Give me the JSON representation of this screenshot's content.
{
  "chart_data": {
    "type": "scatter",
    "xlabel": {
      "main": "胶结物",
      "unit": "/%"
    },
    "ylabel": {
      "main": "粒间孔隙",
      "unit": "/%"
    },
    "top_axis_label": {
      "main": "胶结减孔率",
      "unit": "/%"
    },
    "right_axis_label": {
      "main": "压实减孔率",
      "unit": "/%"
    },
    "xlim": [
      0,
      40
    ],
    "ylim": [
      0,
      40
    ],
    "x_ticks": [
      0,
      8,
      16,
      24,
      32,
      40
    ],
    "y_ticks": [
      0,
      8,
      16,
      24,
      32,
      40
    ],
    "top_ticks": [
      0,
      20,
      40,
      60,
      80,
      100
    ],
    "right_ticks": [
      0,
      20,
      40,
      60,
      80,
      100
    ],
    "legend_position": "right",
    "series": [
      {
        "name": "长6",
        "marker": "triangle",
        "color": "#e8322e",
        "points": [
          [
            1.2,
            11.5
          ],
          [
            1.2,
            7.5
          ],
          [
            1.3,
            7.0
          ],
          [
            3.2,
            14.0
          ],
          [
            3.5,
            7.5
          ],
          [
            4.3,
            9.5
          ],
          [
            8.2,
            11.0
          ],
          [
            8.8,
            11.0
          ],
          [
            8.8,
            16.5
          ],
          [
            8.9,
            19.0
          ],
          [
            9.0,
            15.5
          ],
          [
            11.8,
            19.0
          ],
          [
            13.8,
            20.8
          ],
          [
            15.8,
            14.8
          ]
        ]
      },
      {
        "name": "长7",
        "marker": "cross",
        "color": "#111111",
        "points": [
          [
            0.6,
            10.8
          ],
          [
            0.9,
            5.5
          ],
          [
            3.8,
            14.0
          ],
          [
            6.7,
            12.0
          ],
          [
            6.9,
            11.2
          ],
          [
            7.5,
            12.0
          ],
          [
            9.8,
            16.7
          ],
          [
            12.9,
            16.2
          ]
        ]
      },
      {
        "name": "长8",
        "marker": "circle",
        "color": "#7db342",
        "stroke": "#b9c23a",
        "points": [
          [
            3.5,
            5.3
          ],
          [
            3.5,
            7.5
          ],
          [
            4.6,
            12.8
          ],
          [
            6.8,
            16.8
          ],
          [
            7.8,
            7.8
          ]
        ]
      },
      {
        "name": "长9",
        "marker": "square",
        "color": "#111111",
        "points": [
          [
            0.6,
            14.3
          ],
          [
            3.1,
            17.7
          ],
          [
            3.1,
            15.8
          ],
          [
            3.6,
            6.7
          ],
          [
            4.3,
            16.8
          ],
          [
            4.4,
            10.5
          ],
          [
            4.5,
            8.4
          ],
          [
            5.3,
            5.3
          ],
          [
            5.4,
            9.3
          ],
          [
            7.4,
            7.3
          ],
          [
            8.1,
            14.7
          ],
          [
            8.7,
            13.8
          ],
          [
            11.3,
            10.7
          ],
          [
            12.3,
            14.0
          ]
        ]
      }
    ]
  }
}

|---|

Given task » Take every line from the data that contains the word "main".

Task output »
      "main": "胶结物",
      "main": "粒间孔隙",
      "main": "胶结减孔率",
      "main": "压实减孔率",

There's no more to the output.